▶ [WRITTEN EXERCISE]: Return the items below unchanged, from the first line up to and including the line that contains "text-line: amor que se", and nothing beyond that line.

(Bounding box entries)
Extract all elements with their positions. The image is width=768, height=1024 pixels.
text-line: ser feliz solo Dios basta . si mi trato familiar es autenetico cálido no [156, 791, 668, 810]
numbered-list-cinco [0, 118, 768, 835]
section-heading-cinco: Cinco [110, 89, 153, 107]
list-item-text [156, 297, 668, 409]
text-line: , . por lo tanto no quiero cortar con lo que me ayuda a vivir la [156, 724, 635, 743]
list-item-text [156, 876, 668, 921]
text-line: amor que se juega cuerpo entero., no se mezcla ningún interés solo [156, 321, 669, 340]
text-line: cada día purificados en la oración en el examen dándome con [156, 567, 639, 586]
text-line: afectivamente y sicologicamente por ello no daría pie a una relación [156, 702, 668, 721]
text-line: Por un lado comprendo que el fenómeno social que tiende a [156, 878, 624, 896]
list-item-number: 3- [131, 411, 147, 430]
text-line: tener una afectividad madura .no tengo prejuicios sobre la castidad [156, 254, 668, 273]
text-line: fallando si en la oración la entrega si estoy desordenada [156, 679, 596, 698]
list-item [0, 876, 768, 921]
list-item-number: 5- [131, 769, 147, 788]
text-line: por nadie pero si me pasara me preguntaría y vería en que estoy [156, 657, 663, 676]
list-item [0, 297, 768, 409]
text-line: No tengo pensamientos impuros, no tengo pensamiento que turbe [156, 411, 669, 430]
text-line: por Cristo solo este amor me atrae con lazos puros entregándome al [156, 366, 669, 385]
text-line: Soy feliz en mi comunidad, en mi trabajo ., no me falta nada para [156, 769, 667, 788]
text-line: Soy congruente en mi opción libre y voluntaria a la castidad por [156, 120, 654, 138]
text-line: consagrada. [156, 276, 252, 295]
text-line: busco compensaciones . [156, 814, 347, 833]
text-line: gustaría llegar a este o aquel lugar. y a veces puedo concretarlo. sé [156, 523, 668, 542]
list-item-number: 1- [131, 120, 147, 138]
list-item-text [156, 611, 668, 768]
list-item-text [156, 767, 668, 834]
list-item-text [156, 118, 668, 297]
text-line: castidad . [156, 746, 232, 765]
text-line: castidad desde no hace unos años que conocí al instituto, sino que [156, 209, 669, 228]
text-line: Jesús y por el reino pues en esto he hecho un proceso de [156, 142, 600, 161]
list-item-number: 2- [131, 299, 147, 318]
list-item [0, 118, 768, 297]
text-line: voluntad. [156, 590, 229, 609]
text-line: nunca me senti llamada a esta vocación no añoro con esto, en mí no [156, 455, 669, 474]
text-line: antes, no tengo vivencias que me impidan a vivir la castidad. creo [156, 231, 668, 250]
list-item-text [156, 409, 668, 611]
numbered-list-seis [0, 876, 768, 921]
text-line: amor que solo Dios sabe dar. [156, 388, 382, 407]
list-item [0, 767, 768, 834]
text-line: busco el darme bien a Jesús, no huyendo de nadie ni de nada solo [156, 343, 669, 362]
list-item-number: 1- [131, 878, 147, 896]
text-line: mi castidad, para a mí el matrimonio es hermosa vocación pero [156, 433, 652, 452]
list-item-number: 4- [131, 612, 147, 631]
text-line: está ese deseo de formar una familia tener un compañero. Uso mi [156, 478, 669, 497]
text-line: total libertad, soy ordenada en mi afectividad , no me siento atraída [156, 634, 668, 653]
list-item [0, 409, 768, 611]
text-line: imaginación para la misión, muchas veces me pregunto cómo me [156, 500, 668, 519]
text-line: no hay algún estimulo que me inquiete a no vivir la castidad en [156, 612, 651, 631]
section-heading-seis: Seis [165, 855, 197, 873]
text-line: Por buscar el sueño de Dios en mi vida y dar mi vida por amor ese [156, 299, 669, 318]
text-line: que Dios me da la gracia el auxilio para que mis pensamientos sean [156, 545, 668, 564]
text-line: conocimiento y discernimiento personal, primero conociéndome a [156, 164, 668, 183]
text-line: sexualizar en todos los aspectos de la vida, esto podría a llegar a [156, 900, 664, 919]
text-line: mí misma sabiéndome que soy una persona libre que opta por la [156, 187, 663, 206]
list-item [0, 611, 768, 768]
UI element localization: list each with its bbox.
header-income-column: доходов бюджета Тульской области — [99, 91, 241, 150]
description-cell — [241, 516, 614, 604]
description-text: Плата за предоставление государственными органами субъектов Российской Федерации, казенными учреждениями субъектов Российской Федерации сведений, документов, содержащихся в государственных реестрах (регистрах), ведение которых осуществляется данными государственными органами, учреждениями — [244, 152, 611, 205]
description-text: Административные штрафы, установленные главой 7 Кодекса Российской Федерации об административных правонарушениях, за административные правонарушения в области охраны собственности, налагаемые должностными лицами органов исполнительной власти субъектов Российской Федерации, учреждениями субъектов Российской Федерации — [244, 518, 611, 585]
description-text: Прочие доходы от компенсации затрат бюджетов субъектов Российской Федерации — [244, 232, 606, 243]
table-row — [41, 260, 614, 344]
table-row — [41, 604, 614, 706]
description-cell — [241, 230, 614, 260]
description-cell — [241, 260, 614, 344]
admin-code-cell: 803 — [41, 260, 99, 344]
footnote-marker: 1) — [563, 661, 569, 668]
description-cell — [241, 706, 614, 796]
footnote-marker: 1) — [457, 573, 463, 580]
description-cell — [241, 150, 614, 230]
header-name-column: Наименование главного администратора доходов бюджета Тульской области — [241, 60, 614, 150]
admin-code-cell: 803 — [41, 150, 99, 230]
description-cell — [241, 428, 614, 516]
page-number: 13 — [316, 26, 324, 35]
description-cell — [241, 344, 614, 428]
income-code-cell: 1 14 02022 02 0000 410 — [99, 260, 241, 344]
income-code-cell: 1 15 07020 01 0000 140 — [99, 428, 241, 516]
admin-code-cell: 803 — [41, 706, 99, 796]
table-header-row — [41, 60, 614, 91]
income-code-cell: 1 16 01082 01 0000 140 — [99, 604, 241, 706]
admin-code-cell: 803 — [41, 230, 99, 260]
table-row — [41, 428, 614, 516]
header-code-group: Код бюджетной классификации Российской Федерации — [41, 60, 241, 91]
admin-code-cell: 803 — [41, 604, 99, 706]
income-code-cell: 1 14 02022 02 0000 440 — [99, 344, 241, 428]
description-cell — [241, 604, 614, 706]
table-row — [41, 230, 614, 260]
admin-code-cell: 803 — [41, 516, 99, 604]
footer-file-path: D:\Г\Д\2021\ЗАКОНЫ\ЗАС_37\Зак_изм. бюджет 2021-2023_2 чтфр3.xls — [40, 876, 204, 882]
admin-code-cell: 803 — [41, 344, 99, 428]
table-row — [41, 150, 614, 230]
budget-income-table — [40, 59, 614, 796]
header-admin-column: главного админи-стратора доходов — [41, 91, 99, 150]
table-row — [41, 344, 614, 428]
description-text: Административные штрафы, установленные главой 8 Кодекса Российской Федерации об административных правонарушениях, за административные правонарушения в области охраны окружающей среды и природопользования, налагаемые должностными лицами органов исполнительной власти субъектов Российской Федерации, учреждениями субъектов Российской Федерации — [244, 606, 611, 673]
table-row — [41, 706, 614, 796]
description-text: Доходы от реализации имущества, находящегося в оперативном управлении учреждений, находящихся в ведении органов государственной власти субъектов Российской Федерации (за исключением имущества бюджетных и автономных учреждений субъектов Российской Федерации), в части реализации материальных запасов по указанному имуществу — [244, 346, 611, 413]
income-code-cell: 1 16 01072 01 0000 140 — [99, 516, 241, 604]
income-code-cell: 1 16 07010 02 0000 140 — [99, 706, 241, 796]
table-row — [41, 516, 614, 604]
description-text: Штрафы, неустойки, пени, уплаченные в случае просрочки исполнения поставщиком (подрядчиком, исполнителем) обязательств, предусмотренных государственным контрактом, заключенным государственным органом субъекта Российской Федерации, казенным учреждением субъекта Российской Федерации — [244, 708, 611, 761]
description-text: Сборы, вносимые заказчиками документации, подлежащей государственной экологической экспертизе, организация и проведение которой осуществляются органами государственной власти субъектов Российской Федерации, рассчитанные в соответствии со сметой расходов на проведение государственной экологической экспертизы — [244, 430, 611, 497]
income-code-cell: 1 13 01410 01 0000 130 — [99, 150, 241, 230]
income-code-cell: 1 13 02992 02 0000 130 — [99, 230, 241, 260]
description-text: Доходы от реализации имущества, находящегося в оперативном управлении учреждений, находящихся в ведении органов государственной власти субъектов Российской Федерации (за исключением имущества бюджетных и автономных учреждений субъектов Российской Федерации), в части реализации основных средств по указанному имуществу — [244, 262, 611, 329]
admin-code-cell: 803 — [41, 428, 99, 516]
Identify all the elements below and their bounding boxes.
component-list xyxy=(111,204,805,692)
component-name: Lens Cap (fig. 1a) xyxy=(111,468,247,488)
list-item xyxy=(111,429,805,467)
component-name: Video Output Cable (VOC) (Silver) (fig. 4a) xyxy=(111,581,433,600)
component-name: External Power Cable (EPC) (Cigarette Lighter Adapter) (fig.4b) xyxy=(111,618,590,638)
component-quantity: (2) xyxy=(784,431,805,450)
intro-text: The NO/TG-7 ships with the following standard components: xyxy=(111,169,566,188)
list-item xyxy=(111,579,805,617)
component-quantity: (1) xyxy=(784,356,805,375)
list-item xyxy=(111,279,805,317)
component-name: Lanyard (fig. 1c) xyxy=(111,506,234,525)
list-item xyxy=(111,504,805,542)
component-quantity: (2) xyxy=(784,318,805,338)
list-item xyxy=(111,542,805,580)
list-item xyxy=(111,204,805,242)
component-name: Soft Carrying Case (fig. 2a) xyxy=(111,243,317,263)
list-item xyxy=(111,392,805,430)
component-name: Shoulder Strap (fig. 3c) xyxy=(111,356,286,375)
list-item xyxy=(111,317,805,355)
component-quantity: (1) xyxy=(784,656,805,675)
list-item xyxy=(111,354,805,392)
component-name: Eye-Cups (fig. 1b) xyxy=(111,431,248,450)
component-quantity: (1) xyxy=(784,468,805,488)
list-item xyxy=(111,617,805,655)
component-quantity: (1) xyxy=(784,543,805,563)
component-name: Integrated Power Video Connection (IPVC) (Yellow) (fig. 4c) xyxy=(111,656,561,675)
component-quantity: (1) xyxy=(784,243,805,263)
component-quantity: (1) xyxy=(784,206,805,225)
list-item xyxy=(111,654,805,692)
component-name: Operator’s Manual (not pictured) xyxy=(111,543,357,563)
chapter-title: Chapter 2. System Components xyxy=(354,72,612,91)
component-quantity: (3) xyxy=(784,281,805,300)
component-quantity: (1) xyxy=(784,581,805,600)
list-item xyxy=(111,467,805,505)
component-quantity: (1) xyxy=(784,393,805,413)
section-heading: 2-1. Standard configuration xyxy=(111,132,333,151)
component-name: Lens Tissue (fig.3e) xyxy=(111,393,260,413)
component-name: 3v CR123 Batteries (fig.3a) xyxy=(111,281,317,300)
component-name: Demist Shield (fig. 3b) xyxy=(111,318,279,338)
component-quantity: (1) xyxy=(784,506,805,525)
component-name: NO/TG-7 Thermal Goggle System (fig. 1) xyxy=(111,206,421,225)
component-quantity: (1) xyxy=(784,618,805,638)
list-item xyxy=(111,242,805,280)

▶ [WORKED ANSWER]:
Extract all elements with their positions. The image is width=768, height=1024 pixels.
text-line: ser feliz solo Dios basta . si mi trato familiar es autenetico cálido no [156, 791, 668, 810]
numbered-list-cinco [0, 118, 768, 835]
section-heading-cinco: Cinco [110, 89, 153, 107]
list-item-text [156, 297, 668, 409]
text-line: , . por lo tanto no quiero cortar con lo que me ayuda a vivir la [156, 724, 635, 743]
list-item-text [156, 876, 668, 921]
text-line: amor que se juega cuerpo entero., no se mezcla ningún interés solo [156, 321, 669, 340]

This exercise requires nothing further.